▶ **Directive**
Find the string "Kalkine" in the data, then copy every line where it is found.
● ● ●
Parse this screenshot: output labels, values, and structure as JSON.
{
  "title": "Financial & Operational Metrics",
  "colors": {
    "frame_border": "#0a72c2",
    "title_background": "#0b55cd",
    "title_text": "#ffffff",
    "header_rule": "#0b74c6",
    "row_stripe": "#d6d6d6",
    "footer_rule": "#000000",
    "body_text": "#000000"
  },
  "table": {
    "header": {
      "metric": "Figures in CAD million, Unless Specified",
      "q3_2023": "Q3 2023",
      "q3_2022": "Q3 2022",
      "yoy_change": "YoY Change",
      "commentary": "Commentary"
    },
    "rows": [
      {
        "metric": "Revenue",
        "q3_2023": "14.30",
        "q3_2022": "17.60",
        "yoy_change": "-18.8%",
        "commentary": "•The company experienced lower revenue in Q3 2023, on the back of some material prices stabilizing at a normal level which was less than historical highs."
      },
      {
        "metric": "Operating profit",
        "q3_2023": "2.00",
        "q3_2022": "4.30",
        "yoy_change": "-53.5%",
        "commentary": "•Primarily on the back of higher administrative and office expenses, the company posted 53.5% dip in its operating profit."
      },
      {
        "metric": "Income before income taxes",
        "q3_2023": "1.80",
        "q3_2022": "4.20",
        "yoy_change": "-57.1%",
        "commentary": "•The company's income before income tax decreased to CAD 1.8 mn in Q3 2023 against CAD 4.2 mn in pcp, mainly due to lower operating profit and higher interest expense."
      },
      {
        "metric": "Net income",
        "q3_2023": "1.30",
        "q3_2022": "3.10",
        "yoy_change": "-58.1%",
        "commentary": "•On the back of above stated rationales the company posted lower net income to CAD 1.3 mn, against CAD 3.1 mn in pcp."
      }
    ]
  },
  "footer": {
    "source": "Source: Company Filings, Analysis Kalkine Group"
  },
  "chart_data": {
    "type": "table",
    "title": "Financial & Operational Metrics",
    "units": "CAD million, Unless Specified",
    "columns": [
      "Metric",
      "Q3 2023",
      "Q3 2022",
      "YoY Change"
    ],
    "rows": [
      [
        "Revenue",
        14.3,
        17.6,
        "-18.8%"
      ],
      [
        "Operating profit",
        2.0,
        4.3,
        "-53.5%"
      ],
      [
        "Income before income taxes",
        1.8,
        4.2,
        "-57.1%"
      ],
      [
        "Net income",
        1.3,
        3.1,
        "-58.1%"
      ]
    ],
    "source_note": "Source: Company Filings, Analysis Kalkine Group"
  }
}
● ● ●
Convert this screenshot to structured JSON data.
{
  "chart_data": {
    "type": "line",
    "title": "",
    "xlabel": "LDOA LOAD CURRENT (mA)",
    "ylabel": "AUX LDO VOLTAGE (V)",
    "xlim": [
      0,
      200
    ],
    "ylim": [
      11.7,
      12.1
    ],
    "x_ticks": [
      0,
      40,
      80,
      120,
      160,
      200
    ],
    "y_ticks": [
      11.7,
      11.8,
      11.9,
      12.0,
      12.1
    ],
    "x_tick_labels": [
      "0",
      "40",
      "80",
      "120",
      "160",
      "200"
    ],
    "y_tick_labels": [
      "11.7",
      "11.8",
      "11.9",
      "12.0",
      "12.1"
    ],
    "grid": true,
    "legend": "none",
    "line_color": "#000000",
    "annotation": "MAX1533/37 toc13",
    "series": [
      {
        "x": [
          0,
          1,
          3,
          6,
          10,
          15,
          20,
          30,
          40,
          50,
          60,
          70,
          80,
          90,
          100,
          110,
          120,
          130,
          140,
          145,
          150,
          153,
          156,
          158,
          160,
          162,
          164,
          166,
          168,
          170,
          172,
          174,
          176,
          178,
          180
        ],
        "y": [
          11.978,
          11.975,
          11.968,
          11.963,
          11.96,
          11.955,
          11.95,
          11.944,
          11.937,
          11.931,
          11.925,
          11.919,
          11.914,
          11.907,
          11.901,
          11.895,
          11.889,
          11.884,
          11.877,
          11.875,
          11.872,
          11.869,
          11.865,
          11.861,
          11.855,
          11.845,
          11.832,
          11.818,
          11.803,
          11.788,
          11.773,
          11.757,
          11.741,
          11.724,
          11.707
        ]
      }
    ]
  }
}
● ● ●
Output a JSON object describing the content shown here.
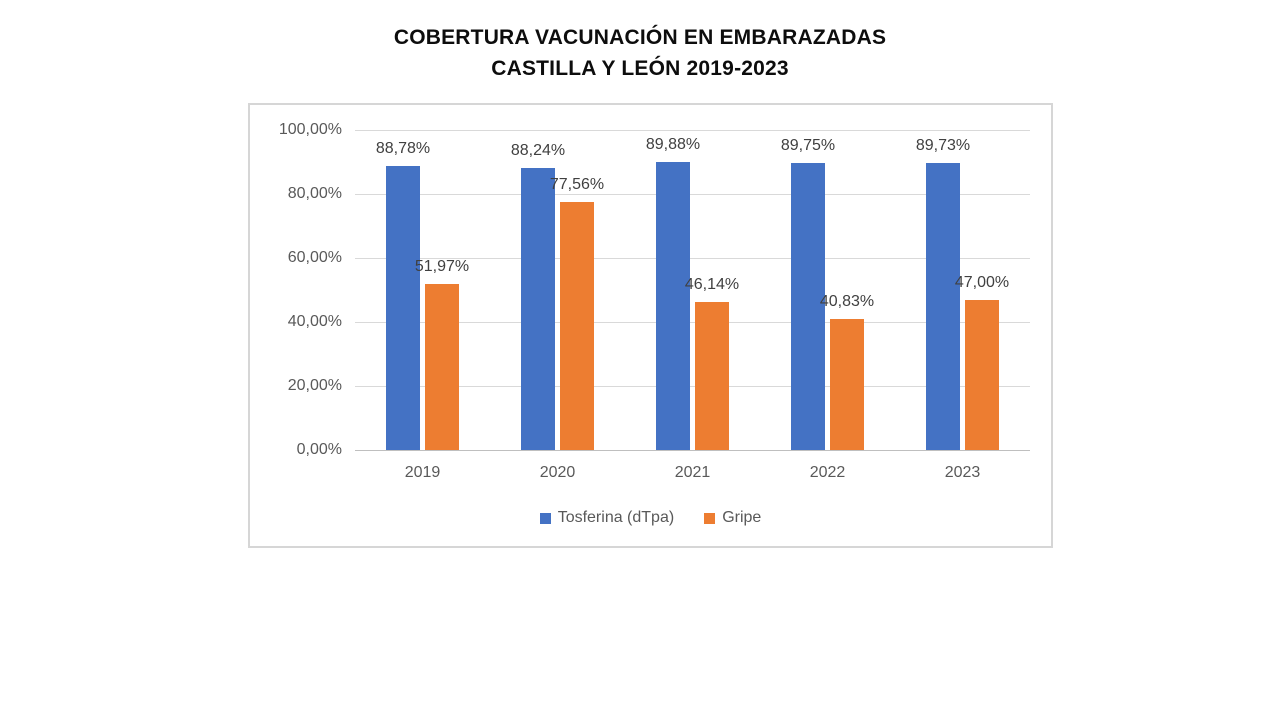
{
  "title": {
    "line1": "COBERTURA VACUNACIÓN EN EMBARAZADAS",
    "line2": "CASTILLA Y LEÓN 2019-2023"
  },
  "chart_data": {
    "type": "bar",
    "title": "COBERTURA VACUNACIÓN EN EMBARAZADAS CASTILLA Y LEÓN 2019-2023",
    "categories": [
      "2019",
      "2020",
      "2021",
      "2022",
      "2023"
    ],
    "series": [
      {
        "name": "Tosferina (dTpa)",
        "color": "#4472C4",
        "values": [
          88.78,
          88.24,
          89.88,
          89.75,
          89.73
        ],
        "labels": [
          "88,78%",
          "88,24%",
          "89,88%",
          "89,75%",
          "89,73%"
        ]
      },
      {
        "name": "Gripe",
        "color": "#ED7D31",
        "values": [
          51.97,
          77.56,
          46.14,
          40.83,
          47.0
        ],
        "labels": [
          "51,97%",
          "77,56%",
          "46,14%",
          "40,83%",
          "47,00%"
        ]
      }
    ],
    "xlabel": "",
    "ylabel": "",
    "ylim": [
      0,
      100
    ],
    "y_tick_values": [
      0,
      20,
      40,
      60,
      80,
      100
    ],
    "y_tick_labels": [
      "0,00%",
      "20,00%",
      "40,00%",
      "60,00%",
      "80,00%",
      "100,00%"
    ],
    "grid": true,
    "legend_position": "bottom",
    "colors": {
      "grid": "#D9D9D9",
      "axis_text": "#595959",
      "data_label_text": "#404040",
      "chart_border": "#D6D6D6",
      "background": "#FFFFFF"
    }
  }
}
● ● ●
▶ **Task result**
    "source": "Source: Company Filings, Analysis Kalkine Group"
    "source_note": "Source: Company Filings, Analysis Kalkine Group"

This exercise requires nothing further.